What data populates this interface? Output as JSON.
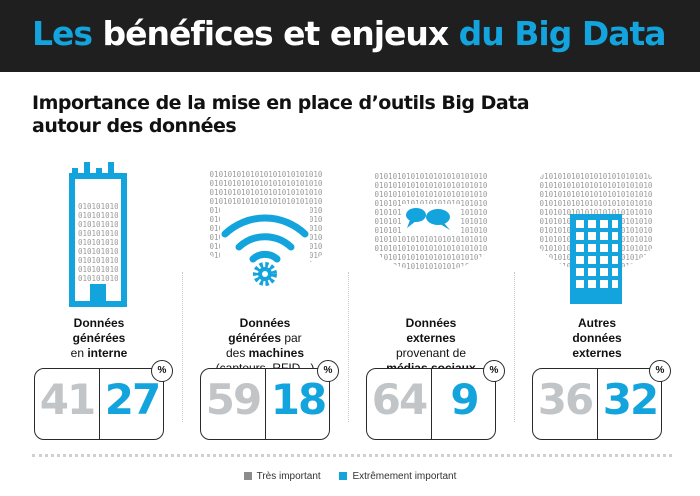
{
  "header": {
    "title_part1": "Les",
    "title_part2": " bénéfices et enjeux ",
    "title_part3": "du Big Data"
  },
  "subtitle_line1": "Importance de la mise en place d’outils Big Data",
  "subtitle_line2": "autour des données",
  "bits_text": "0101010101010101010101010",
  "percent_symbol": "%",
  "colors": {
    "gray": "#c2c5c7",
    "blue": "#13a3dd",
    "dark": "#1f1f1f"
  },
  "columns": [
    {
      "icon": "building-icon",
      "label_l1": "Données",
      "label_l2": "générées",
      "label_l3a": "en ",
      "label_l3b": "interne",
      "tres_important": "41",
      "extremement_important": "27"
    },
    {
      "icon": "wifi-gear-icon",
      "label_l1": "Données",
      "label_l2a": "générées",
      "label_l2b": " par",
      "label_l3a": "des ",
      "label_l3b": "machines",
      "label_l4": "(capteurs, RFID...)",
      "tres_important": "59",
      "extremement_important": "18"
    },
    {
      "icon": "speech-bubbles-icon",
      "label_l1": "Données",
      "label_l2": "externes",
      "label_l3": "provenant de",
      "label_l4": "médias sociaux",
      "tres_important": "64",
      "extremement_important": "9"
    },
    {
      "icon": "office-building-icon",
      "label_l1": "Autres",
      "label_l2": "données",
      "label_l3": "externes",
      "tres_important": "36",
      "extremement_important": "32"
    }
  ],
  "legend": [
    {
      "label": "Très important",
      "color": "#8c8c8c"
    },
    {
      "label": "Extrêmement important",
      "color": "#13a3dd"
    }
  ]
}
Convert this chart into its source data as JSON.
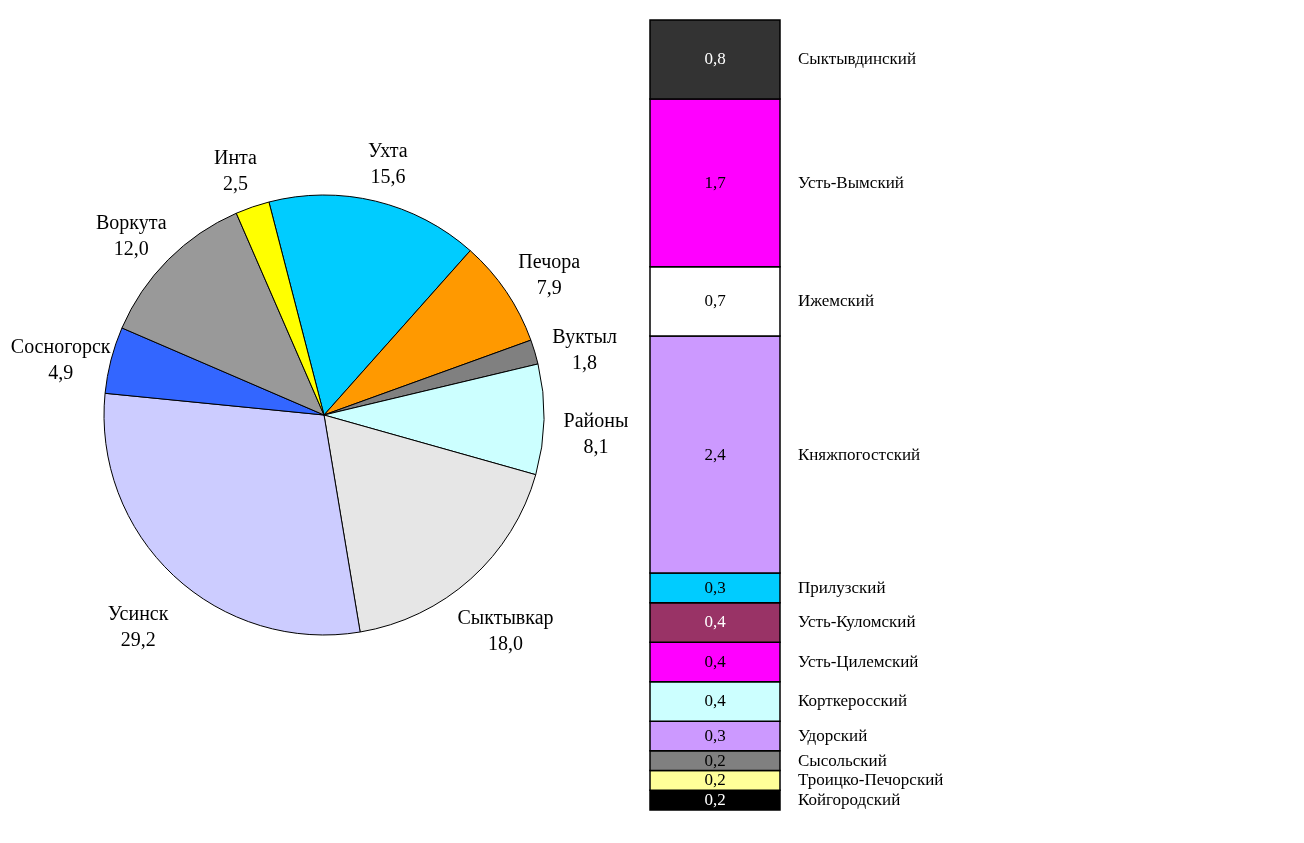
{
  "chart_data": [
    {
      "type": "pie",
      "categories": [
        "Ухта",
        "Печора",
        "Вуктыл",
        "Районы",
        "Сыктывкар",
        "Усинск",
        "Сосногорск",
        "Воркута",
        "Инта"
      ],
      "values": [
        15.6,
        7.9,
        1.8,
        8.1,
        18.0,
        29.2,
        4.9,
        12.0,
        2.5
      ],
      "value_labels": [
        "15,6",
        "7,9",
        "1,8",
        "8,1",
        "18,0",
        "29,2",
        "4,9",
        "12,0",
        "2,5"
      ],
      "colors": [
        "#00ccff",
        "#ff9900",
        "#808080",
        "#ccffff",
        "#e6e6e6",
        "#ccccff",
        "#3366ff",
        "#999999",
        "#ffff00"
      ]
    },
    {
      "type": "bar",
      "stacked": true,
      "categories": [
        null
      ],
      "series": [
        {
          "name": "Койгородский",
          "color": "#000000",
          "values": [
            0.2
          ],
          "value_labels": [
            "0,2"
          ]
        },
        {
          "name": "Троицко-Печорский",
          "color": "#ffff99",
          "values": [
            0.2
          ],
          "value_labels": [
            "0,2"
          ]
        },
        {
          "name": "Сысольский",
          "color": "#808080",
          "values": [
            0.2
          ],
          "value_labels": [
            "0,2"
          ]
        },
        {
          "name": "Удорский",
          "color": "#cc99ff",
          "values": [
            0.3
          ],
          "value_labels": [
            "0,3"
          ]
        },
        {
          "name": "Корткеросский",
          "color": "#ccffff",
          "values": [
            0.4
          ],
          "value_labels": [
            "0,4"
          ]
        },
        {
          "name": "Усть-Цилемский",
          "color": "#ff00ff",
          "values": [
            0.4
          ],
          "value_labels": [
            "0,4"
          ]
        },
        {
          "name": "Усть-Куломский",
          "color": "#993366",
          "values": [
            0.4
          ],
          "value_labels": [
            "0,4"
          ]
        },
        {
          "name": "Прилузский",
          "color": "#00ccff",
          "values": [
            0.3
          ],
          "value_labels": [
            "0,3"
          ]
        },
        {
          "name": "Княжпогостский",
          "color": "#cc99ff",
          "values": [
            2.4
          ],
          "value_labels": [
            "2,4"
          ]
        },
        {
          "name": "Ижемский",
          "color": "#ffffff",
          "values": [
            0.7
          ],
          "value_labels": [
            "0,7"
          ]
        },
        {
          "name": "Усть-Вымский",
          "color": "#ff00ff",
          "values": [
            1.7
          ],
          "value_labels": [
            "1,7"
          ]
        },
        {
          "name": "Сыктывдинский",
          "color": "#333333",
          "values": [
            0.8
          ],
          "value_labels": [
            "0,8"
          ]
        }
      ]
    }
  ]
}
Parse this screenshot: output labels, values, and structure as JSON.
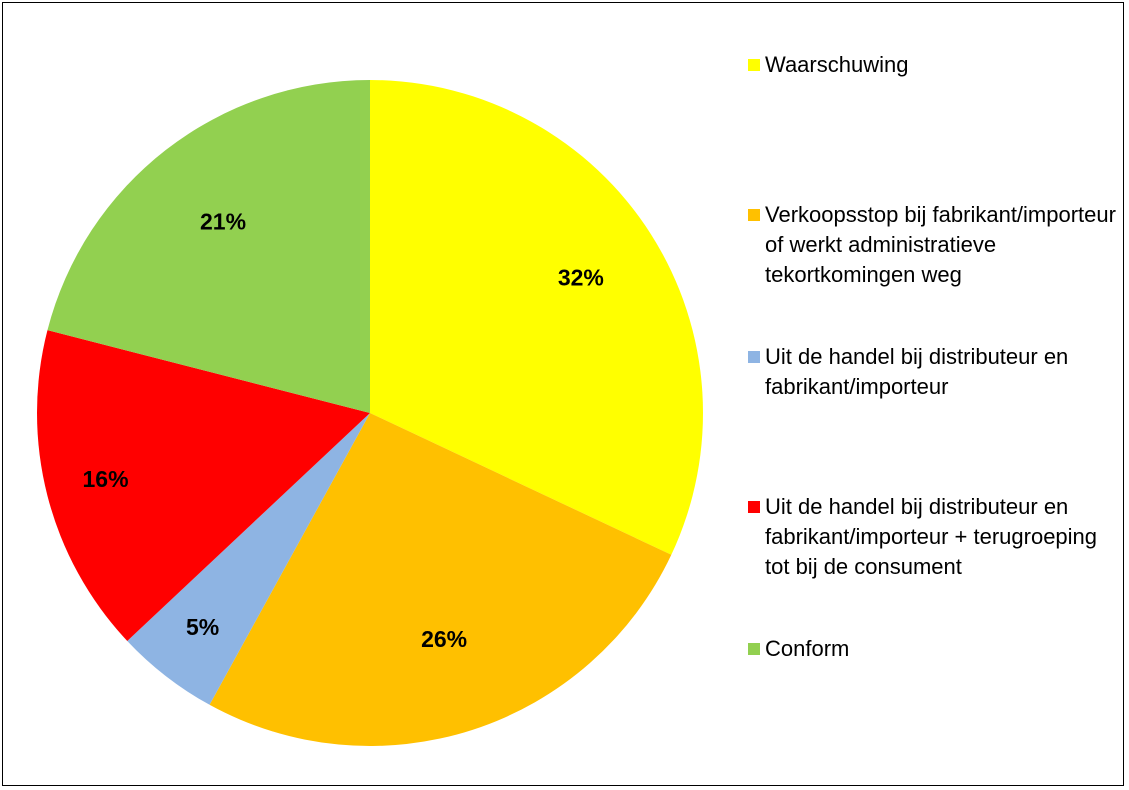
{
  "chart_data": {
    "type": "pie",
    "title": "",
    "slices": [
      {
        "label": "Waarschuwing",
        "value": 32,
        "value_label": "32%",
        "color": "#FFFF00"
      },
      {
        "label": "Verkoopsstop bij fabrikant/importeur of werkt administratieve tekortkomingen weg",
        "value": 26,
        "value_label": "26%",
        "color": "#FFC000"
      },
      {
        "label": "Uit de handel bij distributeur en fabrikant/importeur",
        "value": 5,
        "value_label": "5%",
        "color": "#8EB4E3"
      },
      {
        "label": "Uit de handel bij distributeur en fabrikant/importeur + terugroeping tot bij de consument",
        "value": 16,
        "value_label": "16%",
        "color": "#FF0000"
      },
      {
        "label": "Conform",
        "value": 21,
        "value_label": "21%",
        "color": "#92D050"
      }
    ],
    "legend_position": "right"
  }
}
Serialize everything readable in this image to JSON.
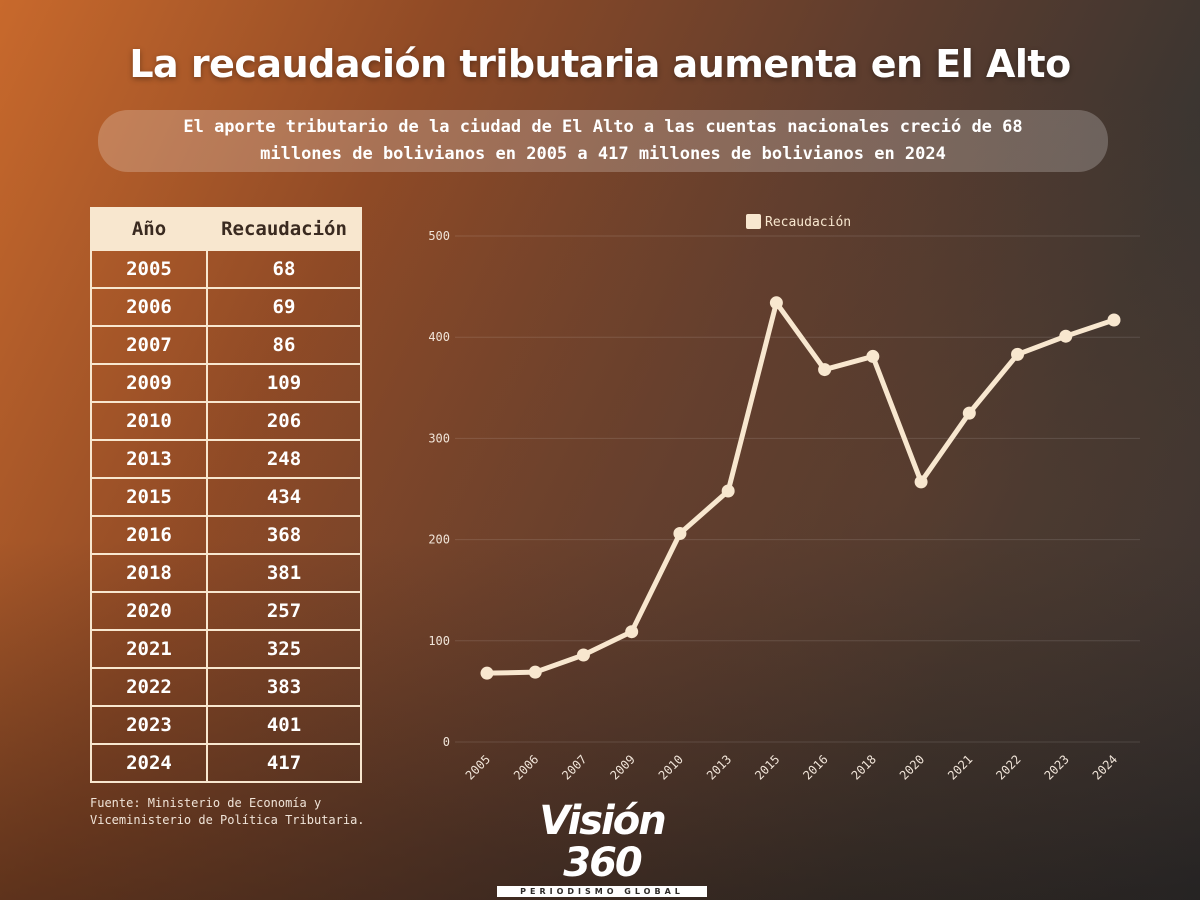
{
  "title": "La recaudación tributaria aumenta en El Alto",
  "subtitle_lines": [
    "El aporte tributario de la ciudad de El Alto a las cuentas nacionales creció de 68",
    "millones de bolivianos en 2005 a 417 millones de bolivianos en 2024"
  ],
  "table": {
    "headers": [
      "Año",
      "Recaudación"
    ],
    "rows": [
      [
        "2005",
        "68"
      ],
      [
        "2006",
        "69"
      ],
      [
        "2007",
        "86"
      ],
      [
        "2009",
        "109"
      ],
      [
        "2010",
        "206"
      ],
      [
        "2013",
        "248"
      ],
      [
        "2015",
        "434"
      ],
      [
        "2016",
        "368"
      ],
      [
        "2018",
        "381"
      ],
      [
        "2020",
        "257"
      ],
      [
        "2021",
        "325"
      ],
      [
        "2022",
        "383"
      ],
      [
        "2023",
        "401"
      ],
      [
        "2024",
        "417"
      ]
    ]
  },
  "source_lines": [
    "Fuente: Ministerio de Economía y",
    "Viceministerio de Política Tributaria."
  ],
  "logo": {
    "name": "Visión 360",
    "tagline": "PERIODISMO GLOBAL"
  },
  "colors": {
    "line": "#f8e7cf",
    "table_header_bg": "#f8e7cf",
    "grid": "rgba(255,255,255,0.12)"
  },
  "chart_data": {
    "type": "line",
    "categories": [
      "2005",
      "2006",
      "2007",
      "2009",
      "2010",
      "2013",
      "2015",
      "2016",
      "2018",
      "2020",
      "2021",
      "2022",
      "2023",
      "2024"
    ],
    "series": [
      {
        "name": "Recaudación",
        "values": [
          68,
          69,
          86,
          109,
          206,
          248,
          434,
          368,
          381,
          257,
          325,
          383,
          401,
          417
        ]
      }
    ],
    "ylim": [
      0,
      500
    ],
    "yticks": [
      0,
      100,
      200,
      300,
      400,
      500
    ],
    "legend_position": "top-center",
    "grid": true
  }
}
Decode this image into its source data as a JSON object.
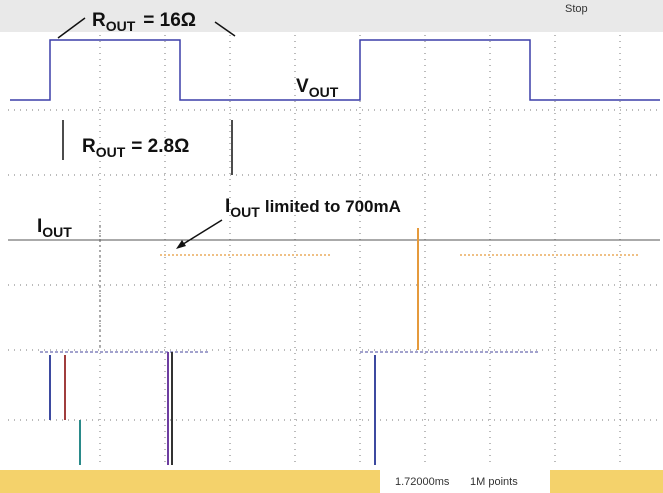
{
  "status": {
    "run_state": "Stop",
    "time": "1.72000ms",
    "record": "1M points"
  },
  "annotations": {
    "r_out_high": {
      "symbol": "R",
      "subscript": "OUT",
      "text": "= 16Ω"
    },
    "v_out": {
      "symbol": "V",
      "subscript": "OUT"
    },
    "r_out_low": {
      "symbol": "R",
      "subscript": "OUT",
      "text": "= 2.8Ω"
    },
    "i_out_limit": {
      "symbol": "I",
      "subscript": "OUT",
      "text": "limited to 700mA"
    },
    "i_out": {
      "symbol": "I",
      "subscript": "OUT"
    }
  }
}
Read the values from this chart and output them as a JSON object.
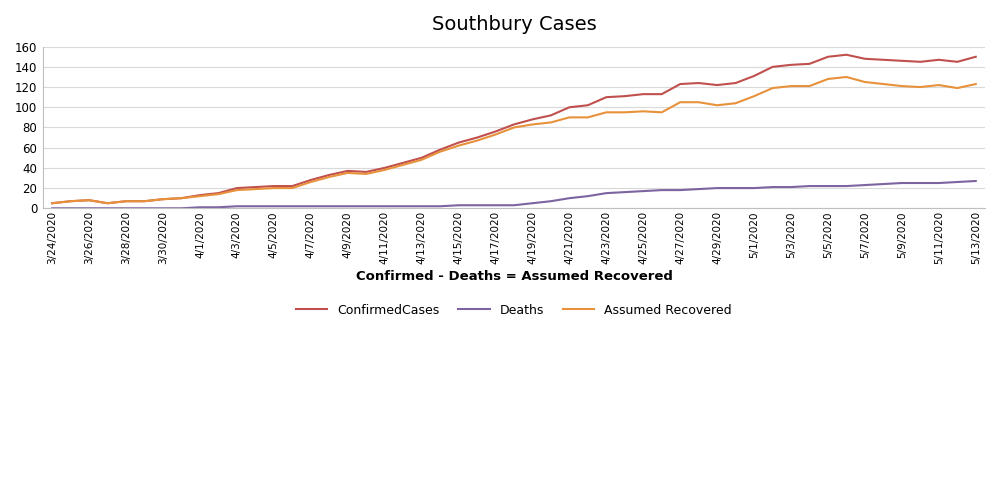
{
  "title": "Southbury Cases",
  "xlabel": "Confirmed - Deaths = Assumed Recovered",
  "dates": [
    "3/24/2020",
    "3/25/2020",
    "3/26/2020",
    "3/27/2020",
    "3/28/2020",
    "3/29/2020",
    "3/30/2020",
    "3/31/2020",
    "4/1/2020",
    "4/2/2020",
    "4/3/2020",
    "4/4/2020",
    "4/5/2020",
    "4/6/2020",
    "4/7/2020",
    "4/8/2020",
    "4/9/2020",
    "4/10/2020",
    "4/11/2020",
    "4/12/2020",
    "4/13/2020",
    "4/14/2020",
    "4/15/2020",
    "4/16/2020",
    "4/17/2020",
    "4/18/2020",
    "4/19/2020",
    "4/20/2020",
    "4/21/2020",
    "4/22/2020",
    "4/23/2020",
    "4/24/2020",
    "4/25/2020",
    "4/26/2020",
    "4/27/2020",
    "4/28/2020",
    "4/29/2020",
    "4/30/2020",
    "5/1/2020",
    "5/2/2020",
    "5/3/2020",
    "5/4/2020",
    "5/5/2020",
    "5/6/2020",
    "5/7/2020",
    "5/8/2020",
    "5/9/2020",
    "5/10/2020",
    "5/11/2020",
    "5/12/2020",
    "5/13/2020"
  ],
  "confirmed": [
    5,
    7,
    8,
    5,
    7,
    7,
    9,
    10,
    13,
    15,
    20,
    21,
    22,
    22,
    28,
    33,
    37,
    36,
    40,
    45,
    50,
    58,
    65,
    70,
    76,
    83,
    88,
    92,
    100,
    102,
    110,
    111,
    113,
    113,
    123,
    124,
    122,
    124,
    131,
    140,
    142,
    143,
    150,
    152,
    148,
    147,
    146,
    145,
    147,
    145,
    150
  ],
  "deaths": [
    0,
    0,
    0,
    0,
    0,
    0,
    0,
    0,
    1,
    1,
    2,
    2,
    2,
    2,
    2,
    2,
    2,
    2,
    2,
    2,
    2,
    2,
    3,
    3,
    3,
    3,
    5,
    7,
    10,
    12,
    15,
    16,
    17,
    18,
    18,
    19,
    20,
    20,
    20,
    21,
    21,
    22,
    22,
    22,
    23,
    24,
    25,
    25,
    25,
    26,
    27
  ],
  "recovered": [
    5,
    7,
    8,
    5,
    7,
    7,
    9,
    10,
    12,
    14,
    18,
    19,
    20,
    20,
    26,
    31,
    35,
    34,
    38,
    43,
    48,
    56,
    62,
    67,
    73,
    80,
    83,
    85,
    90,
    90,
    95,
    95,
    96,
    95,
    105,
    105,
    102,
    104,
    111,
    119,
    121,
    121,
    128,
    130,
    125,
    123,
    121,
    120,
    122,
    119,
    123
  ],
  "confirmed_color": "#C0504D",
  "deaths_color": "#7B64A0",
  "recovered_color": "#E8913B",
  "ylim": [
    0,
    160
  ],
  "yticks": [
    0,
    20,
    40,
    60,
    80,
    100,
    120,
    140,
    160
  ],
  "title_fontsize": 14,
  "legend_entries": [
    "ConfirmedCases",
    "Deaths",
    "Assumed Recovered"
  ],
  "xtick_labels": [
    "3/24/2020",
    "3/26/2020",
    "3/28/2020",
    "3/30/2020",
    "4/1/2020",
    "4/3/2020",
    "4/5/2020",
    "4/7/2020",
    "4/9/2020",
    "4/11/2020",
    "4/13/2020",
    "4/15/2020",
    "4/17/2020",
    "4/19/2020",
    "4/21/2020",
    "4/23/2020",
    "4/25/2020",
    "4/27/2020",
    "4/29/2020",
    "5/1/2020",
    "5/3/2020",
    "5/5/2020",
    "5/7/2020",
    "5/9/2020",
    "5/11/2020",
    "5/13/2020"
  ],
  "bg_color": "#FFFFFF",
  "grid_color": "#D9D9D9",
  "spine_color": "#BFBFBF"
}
********************
On how many lines does the word "building" appear? Answer with only the number.

Exercise solution: 2